**YOUR OBJECTIVE**.
Repeat each record below exactly as given.

══ DATA TO PROCESS ══

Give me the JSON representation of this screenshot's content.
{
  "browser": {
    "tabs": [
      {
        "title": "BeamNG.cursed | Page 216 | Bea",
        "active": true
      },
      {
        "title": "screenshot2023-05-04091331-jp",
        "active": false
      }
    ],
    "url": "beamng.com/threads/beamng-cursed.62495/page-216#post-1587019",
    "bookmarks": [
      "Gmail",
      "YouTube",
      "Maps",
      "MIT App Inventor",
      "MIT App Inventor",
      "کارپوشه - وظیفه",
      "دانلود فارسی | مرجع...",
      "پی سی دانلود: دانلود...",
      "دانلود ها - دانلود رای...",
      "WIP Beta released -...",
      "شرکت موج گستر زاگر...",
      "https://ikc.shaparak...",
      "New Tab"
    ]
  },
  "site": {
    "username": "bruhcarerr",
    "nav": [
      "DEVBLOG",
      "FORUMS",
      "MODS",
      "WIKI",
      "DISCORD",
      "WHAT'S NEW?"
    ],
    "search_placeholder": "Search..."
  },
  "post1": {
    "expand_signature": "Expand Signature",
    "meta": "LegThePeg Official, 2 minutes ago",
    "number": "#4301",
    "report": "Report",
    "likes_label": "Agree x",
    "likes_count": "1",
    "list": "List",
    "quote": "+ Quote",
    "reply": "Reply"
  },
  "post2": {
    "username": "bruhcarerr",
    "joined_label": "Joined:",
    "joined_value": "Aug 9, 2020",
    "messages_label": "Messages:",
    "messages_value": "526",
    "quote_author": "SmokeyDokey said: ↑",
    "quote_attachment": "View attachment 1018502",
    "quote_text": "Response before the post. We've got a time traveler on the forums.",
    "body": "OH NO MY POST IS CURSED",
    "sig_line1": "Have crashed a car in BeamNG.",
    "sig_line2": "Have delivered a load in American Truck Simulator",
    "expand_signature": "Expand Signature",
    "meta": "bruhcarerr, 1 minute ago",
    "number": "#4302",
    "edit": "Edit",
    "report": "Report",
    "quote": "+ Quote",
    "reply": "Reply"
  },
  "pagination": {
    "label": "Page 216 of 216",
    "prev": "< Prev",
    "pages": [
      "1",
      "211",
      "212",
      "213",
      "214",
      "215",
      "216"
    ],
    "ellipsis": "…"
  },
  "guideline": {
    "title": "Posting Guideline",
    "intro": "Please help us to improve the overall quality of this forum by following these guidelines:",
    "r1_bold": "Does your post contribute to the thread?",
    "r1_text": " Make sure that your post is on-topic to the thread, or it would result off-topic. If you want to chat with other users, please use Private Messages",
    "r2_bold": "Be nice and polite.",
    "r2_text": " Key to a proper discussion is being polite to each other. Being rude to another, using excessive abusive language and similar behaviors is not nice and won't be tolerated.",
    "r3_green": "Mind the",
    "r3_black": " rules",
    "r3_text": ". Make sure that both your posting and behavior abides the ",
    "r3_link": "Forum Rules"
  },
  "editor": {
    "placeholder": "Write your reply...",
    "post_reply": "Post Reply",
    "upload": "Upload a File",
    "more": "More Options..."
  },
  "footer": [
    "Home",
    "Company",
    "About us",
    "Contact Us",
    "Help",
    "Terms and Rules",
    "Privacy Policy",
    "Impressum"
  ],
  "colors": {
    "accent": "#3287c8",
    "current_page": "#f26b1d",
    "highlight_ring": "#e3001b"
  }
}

═══

**EXPECTED ANSWER**.
Give me the JSON representation of this screenshot's content.
{
  "browser": {
    "tabs": [
      {
        "title": "BeamNG.cursed | Page 216 | Bea",
        "active": true
      },
      {
        "title": "screenshot2023-05-04091331-jp",
        "active": false
      }
    ],
    "url": "beamng.com/threads/beamng-cursed.62495/page-216#post-1587019",
    "bookmarks": [
      "Gmail",
      "YouTube",
      "Maps",
      "MIT App Inventor",
      "MIT App Inventor",
      "کارپوشه - وظیفه",
      "دانلود فارسی | مرجع...",
      "پی سی دانلود: دانلود...",
      "دانلود ها - دانلود رای...",
      "WIP Beta released -...",
      "شرکت موج گستر زاگر...",
      "https://ikc.shaparak...",
      "New Tab"
    ]
  },
  "site": {
    "username": "bruhcarerr",
    "nav": [
      "DEVBLOG",
      "FORUMS",
      "MODS",
      "WIKI",
      "DISCORD",
      "WHAT'S NEW?"
    ],
    "search_placeholder": "Search..."
  },
  "post1": {
    "expand_signature": "Expand Signature",
    "meta": "LegThePeg Official, 2 minutes ago",
    "number": "#4301",
    "report": "Report",
    "likes_label": "Agree x",
    "likes_count": "1",
    "list": "List",
    "quote": "+ Quote",
    "reply": "Reply"
  },
  "post2": {
    "username": "bruhcarerr",
    "joined_label": "Joined:",
    "joined_value": "Aug 9, 2020",
    "messages_label": "Messages:",
    "messages_value": "526",
    "quote_author": "SmokeyDokey said: ↑",
    "quote_attachment": "View attachment 1018502",
    "quote_text": "Response before the post. We've got a time traveler on the forums.",
    "body": "OH NO MY POST IS CURSED",
    "sig_line1": "Have crashed a car in BeamNG.",
    "sig_line2": "Have delivered a load in American Truck Simulator",
    "expand_signature": "Expand Signature",
    "meta": "bruhcarerr, 1 minute ago",
    "number": "#4302",
    "edit": "Edit",
    "report": "Report",
    "quote": "+ Quote",
    "reply": "Reply"
  },
  "pagination": {
    "label": "Page 216 of 216",
    "prev": "< Prev",
    "pages": [
      "1",
      "211",
      "212",
      "213",
      "214",
      "215",
      "216"
    ],
    "ellipsis": "…"
  },
  "guideline": {
    "title": "Posting Guideline",
    "intro": "Please help us to improve the overall quality of this forum by following these guidelines:",
    "r1_bold": "Does your post contribute to the thread?",
    "r1_text": " Make sure that your post is on-topic to the thread, or it would result off-topic. If you want to chat with other users, please use Private Messages",
    "r2_bold": "Be nice and polite.",
    "r2_text": " Key to a proper discussion is being polite to each other. Being rude to another, using excessive abusive language and similar behaviors is not nice and won't be tolerated.",
    "r3_green": "Mind the",
    "r3_black": " rules",
    "r3_text": ". Make sure that both your posting and behavior abides the ",
    "r3_link": "Forum Rules"
  },
  "editor": {
    "placeholder": "Write your reply...",
    "post_reply": "Post Reply",
    "upload": "Upload a File",
    "more": "More Options..."
  },
  "footer": [
    "Home",
    "Company",
    "About us",
    "Contact Us",
    "Help",
    "Terms and Rules",
    "Privacy Policy",
    "Impressum"
  ],
  "colors": {
    "accent": "#3287c8",
    "current_page": "#f26b1d",
    "highlight_ring": "#e3001b"
  }
}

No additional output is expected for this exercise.